Problem to solve
Transcribe each line of the material as it is, and drop any picture.

>> Start Supplied data

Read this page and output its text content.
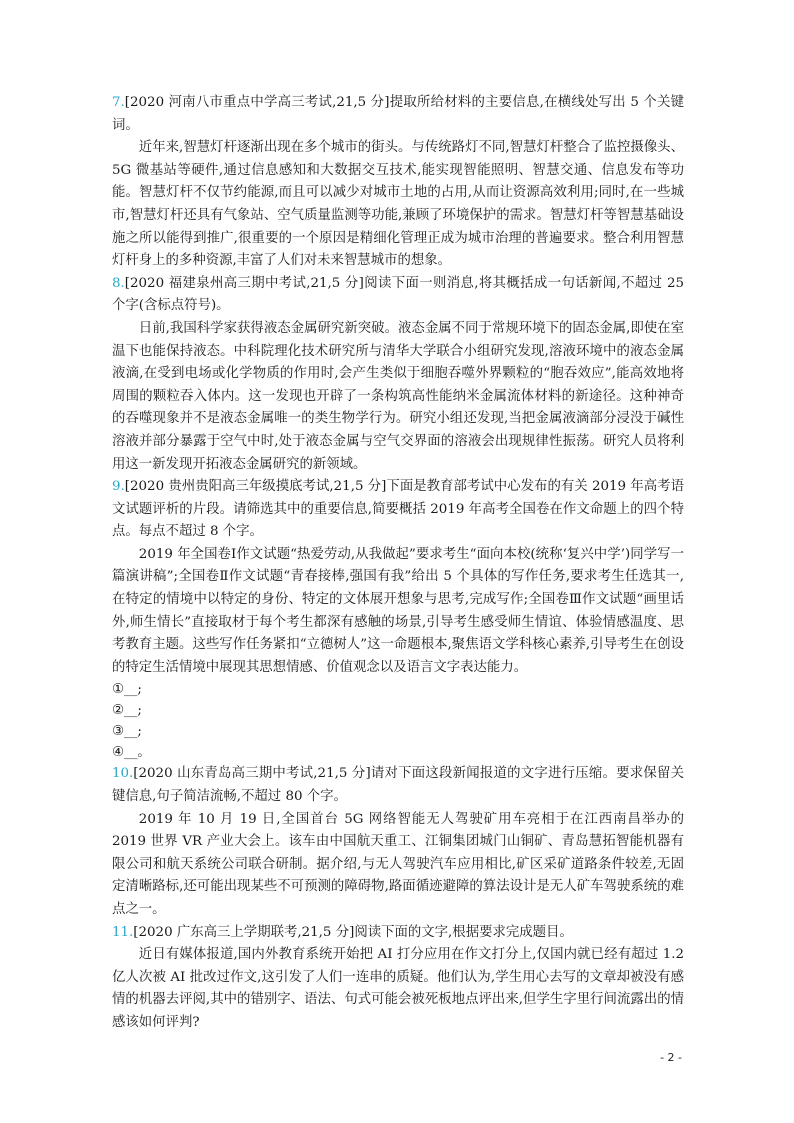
7.[2020 河南八市重点中学高三考试,21,5 分]提取所给材料的主要信息,在横线处写出 5 个关键词。

近年来,智慧灯杆逐渐出现在多个城市的街头。与传统路灯不同,智慧灯杆整合了监控摄像头、5G 微基站等硬件,通过信息感知和大数据交互技术,能实现智能照明、智慧交通、信息发布等功能。智慧灯杆不仅节约能源,而且可以减少对城市土地的占用,从而让资源高效利用;同时,在一些城市,智慧灯杆还具有气象站、空气质量监测等功能,兼顾了环境保护的需求。智慧灯杆等智慧基础设施之所以能得到推广,很重要的一个原因是精细化管理正成为城市治理的普遍要求。整合利用智慧灯杆身上的多种资源,丰富了人们对未来智慧城市的想象。

8.[2020 福建泉州高三期中考试,21,5 分]阅读下面一则消息,将其概括成一句话新闻,不超过 25 个字(含标点符号)。

日前,我国科学家获得液态金属研究新突破。液态金属不同于常规环境下的固态金属,即使在室温下也能保持液态。中科院理化技术研究所与清华大学联合小组研究发现,溶液环境中的液态金属液滴,在受到电场或化学物质的作用时,会产生类似于细胞吞噬外界颗粒的“胞吞效应”,能高效地将周围的颗粒吞入体内。这一发现也开辟了一条构筑高性能纳米金属流体材料的新途径。这种神奇的吞噬现象并不是液态金属唯一的类生物学行为。研究小组还发现,当把金属液滴部分浸没于碱性溶液并部分暴露于空气中时,处于液态金属与空气交界面的溶液会出现规律性振荡。研究人员将利用这一新发现开拓液态金属研究的新领域。

9.[2020 贵州贵阳高三年级摸底考试,21,5 分]下面是教育部考试中心发布的有关 2019 年高考语文试题评析的片段。请筛选其中的重要信息,简要概括 2019 年高考全国卷在作文命题上的四个特点。每点不超过 8 个字。

2019 年全国卷Ⅰ作文试题“热爱劳动,从我做起”要求考生“面向本校(统称‘复兴中学’)同学写一篇演讲稿”;全国卷Ⅱ作文试题“青春接棒,强国有我”给出 5 个具体的写作任务,要求考生任选其一,在特定的情境中以特定的身份、特定的文体展开想象与思考,完成写作;全国卷Ⅲ作文试题“画里话外,师生情长”直接取材于每个考生都深有感触的场景,引导考生感受师生情谊、体验情感温度、思考教育主题。这些写作任务紧扣“立德树人”这一命题根本,聚焦语文学科核心素养,引导考生在创设的特定生活情境中展现其思想情感、价值观念以及语言文字表达能力。

①__;

②__;

③__;

④__。

10.[2020 山东青岛高三期中考试,21,5 分]请对下面这段新闻报道的文字进行压缩。要求保留关键信息,句子简洁流畅,不超过 80 个字。

2019 年 10 月 19 日,全国首台 5G 网络智能无人驾驶矿用车亮相于在江西南昌举办的 2019 世界 VR 产业大会上。该车由中国航天重工、江铜集团城门山铜矿、青岛慧拓智能机器有限公司和航天系统公司联合研制。据介绍,与无人驾驶汽车应用相比,矿区采矿道路条件较差,无固定清晰路标,还可能出现某些不可预测的障碍物,路面循迹避障的算法设计是无人矿车驾驶系统的难点之一。

11.[2020 广东高三上学期联考,21,5 分]阅读下面的文字,根据要求完成题目。

近日有媒体报道,国内外教育系统开始把 AI 打分应用在作文打分上,仅国内就已经有超过 1.2 亿人次被 AI 批改过作文,这引发了人们一连串的质疑。他们认为,学生用心去写的文章却被没有感情的机器去评阅,其中的错别字、语法、句式可能会被死板地点评出来,但学生字里行间流露出的情感该如何评判?

- 2 -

>> End Supplied data

Worked solution
Read this page and output its text content.
7.[2020 河南八市重点中学高三考试,21,5 分]提取所给材料的主要信息,在横线处写出 5 个关键词。

近年来,智慧灯杆逐渐出现在多个城市的街头。与传统路灯不同,智慧灯杆整合了监控摄像头、5G 微基站等硬件,通过信息感知和大数据交互技术,能实现智能照明、智慧交通、信息发布等功能。智慧灯杆不仅节约能源,而且可以减少对城市土地的占用,从而让资源高效利用;同时,在一些城市,智慧灯杆还具有气象站、空气质量监测等功能,兼顾了环境保护的需求。智慧灯杆等智慧基础设施之所以能得到推广,很重要的一个原因是精细化管理正成为城市治理的普遍要求。整合利用智慧灯杆身上的多种资源,丰富了人们对未来智慧城市的想象。

8.[2020 福建泉州高三期中考试,21,5 分]阅读下面一则消息,将其概括成一句话新闻,不超过 25 个字(含标点符号)。

日前,我国科学家获得液态金属研究新突破。液态金属不同于常规环境下的固态金属,即使在室温下也能保持液态。中科院理化技术研究所与清华大学联合小组研究发现,溶液环境中的液态金属液滴,在受到电场或化学物质的作用时,会产生类似于细胞吞噬外界颗粒的“胞吞效应”,能高效地将周围的颗粒吞入体内。这一发现也开辟了一条构筑高性能纳米金属流体材料的新途径。这种神奇的吞噬现象并不是液态金属唯一的类生物学行为。研究小组还发现,当把金属液滴部分浸没于碱性溶液并部分暴露于空气中时,处于液态金属与空气交界面的溶液会出现规律性振荡。研究人员将利用这一新发现开拓液态金属研究的新领域。

9.[2020 贵州贵阳高三年级摸底考试,21,5 分]下面是教育部考试中心发布的有关 2019 年高考语文试题评析的片段。请筛选其中的重要信息,简要概括 2019 年高考全国卷在作文命题上的四个特点。每点不超过 8 个字。

2019 年全国卷Ⅰ作文试题“热爱劳动,从我做起”要求考生“面向本校(统称‘复兴中学’)同学写一篇演讲稿”;全国卷Ⅱ作文试题“青春接棒,强国有我”给出 5 个具体的写作任务,要求考生任选其一,在特定的情境中以特定的身份、特定的文体展开想象与思考,完成写作;全国卷Ⅲ作文试题“画里话外,师生情长”直接取材于每个考生都深有感触的场景,引导考生感受师生情谊、体验情感温度、思考教育主题。这些写作任务紧扣“立德树人”这一命题根本,聚焦语文学科核心素养,引导考生在创设的特定生活情境中展现其思想情感、价值观念以及语言文字表达能力。

①__;

②__;

③__;

④__。

10.[2020 山东青岛高三期中考试,21,5 分]请对下面这段新闻报道的文字进行压缩。要求保留关键信息,句子简洁流畅,不超过 80 个字。

2019 年 10 月 19 日,全国首台 5G 网络智能无人驾驶矿用车亮相于在江西南昌举办的 2019 世界 VR 产业大会上。该车由中国航天重工、江铜集团城门山铜矿、青岛慧拓智能机器有限公司和航天系统公司联合研制。据介绍,与无人驾驶汽车应用相比,矿区采矿道路条件较差,无固定清晰路标,还可能出现某些不可预测的障碍物,路面循迹避障的算法设计是无人矿车驾驶系统的难点之一。

11.[2020 广东高三上学期联考,21,5 分]阅读下面的文字,根据要求完成题目。

近日有媒体报道,国内外教育系统开始把 AI 打分应用在作文打分上,仅国内就已经有超过 1.2 亿人次被 AI 批改过作文,这引发了人们一连串的质疑。他们认为,学生用心去写的文章却被没有感情的机器去评阅,其中的错别字、语法、句式可能会被死板地点评出来,但学生字里行间流露出的情感该如何评判?

- 2 -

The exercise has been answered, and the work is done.